--- Data supplied ---

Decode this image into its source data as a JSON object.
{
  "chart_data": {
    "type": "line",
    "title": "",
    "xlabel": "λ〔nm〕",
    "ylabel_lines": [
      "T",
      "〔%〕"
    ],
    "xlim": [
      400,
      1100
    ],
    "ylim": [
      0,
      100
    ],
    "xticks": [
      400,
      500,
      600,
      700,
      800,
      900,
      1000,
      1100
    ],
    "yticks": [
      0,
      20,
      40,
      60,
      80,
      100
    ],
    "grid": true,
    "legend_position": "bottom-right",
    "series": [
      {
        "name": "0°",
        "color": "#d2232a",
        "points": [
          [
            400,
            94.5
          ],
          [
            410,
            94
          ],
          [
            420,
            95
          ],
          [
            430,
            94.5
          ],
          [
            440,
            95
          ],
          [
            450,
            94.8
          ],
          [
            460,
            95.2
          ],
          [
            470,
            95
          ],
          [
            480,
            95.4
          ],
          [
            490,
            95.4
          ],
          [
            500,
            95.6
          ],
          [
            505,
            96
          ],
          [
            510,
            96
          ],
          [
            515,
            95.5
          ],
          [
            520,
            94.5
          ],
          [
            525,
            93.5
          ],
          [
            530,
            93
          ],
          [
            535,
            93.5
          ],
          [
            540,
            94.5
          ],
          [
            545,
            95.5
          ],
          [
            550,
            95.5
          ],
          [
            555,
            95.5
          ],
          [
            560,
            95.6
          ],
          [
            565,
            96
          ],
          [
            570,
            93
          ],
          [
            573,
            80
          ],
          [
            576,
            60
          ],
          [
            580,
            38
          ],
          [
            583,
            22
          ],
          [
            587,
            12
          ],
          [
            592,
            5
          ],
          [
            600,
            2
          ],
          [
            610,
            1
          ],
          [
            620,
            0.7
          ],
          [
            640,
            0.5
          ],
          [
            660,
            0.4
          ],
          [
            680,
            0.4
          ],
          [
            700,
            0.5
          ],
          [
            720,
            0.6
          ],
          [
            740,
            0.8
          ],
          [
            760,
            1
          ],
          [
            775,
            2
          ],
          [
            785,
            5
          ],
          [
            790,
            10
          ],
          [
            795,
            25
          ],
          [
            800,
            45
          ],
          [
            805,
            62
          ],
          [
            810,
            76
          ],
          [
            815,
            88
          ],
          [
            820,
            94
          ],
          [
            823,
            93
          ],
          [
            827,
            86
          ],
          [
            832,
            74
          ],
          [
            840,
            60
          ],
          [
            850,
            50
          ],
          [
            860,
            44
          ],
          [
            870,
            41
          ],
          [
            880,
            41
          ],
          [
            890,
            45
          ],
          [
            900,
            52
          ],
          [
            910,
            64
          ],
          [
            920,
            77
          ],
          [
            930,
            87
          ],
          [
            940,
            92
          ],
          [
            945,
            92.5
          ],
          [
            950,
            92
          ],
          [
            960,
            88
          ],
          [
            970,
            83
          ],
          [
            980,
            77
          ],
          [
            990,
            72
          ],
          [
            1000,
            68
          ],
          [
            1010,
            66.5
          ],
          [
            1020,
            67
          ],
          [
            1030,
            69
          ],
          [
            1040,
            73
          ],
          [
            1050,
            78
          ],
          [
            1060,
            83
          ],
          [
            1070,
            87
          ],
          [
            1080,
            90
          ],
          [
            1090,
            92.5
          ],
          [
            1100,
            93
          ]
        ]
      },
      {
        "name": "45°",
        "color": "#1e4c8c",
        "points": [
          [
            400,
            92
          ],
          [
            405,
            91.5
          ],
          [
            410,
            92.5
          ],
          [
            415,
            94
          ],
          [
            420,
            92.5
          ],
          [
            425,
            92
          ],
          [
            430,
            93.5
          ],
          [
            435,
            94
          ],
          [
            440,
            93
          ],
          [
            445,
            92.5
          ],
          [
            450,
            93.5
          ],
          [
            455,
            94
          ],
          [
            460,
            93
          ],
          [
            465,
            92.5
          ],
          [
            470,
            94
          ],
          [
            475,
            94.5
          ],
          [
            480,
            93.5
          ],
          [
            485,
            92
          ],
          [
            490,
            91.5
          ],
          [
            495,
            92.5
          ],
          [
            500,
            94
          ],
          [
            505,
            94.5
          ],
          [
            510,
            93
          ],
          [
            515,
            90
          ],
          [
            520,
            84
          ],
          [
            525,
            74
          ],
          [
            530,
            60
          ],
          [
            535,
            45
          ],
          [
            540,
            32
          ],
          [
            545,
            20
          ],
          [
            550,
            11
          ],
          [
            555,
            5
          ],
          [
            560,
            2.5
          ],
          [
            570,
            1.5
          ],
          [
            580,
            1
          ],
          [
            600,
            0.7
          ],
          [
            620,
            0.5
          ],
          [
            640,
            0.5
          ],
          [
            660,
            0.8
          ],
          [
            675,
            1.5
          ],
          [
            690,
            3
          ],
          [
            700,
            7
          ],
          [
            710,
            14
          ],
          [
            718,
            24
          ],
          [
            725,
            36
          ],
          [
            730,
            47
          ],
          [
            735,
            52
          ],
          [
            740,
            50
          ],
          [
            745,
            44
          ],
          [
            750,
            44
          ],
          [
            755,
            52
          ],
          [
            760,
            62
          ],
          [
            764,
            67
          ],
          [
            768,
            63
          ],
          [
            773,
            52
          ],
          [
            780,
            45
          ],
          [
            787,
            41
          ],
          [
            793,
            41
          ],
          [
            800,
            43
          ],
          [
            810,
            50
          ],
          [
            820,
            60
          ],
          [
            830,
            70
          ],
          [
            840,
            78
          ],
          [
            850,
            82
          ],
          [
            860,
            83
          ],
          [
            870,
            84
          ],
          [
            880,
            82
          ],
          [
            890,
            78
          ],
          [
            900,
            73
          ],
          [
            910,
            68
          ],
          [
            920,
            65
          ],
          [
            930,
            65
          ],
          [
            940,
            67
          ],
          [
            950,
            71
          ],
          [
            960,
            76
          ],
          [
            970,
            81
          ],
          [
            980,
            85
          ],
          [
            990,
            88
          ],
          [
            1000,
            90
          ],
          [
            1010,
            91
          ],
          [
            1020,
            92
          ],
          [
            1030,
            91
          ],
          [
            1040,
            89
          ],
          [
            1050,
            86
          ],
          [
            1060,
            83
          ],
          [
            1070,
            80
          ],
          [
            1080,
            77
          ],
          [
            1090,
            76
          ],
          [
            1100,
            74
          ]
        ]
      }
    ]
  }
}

---

● **Exercise instructions**
Your task is to repeat the data exactly; please include every line.

● **Answer below**
Decode this image into its source data as a JSON object.
{
  "chart_data": {
    "type": "line",
    "title": "",
    "xlabel": "λ〔nm〕",
    "ylabel_lines": [
      "T",
      "〔%〕"
    ],
    "xlim": [
      400,
      1100
    ],
    "ylim": [
      0,
      100
    ],
    "xticks": [
      400,
      500,
      600,
      700,
      800,
      900,
      1000,
      1100
    ],
    "yticks": [
      0,
      20,
      40,
      60,
      80,
      100
    ],
    "grid": true,
    "legend_position": "bottom-right",
    "series": [
      {
        "name": "0°",
        "color": "#d2232a",
        "points": [
          [
            400,
            94.5
          ],
          [
            410,
            94
          ],
          [
            420,
            95
          ],
          [
            430,
            94.5
          ],
          [
            440,
            95
          ],
          [
            450,
            94.8
          ],
          [
            460,
            95.2
          ],
          [
            470,
            95
          ],
          [
            480,
            95.4
          ],
          [
            490,
            95.4
          ],
          [
            500,
            95.6
          ],
          [
            505,
            96
          ],
          [
            510,
            96
          ],
          [
            515,
            95.5
          ],
          [
            520,
            94.5
          ],
          [
            525,
            93.5
          ],
          [
            530,
            93
          ],
          [
            535,
            93.5
          ],
          [
            540,
            94.5
          ],
          [
            545,
            95.5
          ],
          [
            550,
            95.5
          ],
          [
            555,
            95.5
          ],
          [
            560,
            95.6
          ],
          [
            565,
            96
          ],
          [
            570,
            93
          ],
          [
            573,
            80
          ],
          [
            576,
            60
          ],
          [
            580,
            38
          ],
          [
            583,
            22
          ],
          [
            587,
            12
          ],
          [
            592,
            5
          ],
          [
            600,
            2
          ],
          [
            610,
            1
          ],
          [
            620,
            0.7
          ],
          [
            640,
            0.5
          ],
          [
            660,
            0.4
          ],
          [
            680,
            0.4
          ],
          [
            700,
            0.5
          ],
          [
            720,
            0.6
          ],
          [
            740,
            0.8
          ],
          [
            760,
            1
          ],
          [
            775,
            2
          ],
          [
            785,
            5
          ],
          [
            790,
            10
          ],
          [
            795,
            25
          ],
          [
            800,
            45
          ],
          [
            805,
            62
          ],
          [
            810,
            76
          ],
          [
            815,
            88
          ],
          [
            820,
            94
          ],
          [
            823,
            93
          ],
          [
            827,
            86
          ],
          [
            832,
            74
          ],
          [
            840,
            60
          ],
          [
            850,
            50
          ],
          [
            860,
            44
          ],
          [
            870,
            41
          ],
          [
            880,
            41
          ],
          [
            890,
            45
          ],
          [
            900,
            52
          ],
          [
            910,
            64
          ],
          [
            920,
            77
          ],
          [
            930,
            87
          ],
          [
            940,
            92
          ],
          [
            945,
            92.5
          ],
          [
            950,
            92
          ],
          [
            960,
            88
          ],
          [
            970,
            83
          ],
          [
            980,
            77
          ],
          [
            990,
            72
          ],
          [
            1000,
            68
          ],
          [
            1010,
            66.5
          ],
          [
            1020,
            67
          ],
          [
            1030,
            69
          ],
          [
            1040,
            73
          ],
          [
            1050,
            78
          ],
          [
            1060,
            83
          ],
          [
            1070,
            87
          ],
          [
            1080,
            90
          ],
          [
            1090,
            92.5
          ],
          [
            1100,
            93
          ]
        ]
      },
      {
        "name": "45°",
        "color": "#1e4c8c",
        "points": [
          [
            400,
            92
          ],
          [
            405,
            91.5
          ],
          [
            410,
            92.5
          ],
          [
            415,
            94
          ],
          [
            420,
            92.5
          ],
          [
            425,
            92
          ],
          [
            430,
            93.5
          ],
          [
            435,
            94
          ],
          [
            440,
            93
          ],
          [
            445,
            92.5
          ],
          [
            450,
            93.5
          ],
          [
            455,
            94
          ],
          [
            460,
            93
          ],
          [
            465,
            92.5
          ],
          [
            470,
            94
          ],
          [
            475,
            94.5
          ],
          [
            480,
            93.5
          ],
          [
            485,
            92
          ],
          [
            490,
            91.5
          ],
          [
            495,
            92.5
          ],
          [
            500,
            94
          ],
          [
            505,
            94.5
          ],
          [
            510,
            93
          ],
          [
            515,
            90
          ],
          [
            520,
            84
          ],
          [
            525,
            74
          ],
          [
            530,
            60
          ],
          [
            535,
            45
          ],
          [
            540,
            32
          ],
          [
            545,
            20
          ],
          [
            550,
            11
          ],
          [
            555,
            5
          ],
          [
            560,
            2.5
          ],
          [
            570,
            1.5
          ],
          [
            580,
            1
          ],
          [
            600,
            0.7
          ],
          [
            620,
            0.5
          ],
          [
            640,
            0.5
          ],
          [
            660,
            0.8
          ],
          [
            675,
            1.5
          ],
          [
            690,
            3
          ],
          [
            700,
            7
          ],
          [
            710,
            14
          ],
          [
            718,
            24
          ],
          [
            725,
            36
          ],
          [
            730,
            47
          ],
          [
            735,
            52
          ],
          [
            740,
            50
          ],
          [
            745,
            44
          ],
          [
            750,
            44
          ],
          [
            755,
            52
          ],
          [
            760,
            62
          ],
          [
            764,
            67
          ],
          [
            768,
            63
          ],
          [
            773,
            52
          ],
          [
            780,
            45
          ],
          [
            787,
            41
          ],
          [
            793,
            41
          ],
          [
            800,
            43
          ],
          [
            810,
            50
          ],
          [
            820,
            60
          ],
          [
            830,
            70
          ],
          [
            840,
            78
          ],
          [
            850,
            82
          ],
          [
            860,
            83
          ],
          [
            870,
            84
          ],
          [
            880,
            82
          ],
          [
            890,
            78
          ],
          [
            900,
            73
          ],
          [
            910,
            68
          ],
          [
            920,
            65
          ],
          [
            930,
            65
          ],
          [
            940,
            67
          ],
          [
            950,
            71
          ],
          [
            960,
            76
          ],
          [
            970,
            81
          ],
          [
            980,
            85
          ],
          [
            990,
            88
          ],
          [
            1000,
            90
          ],
          [
            1010,
            91
          ],
          [
            1020,
            92
          ],
          [
            1030,
            91
          ],
          [
            1040,
            89
          ],
          [
            1050,
            86
          ],
          [
            1060,
            83
          ],
          [
            1070,
            80
          ],
          [
            1080,
            77
          ],
          [
            1090,
            76
          ],
          [
            1100,
            74
          ]
        ]
      }
    ]
  }
}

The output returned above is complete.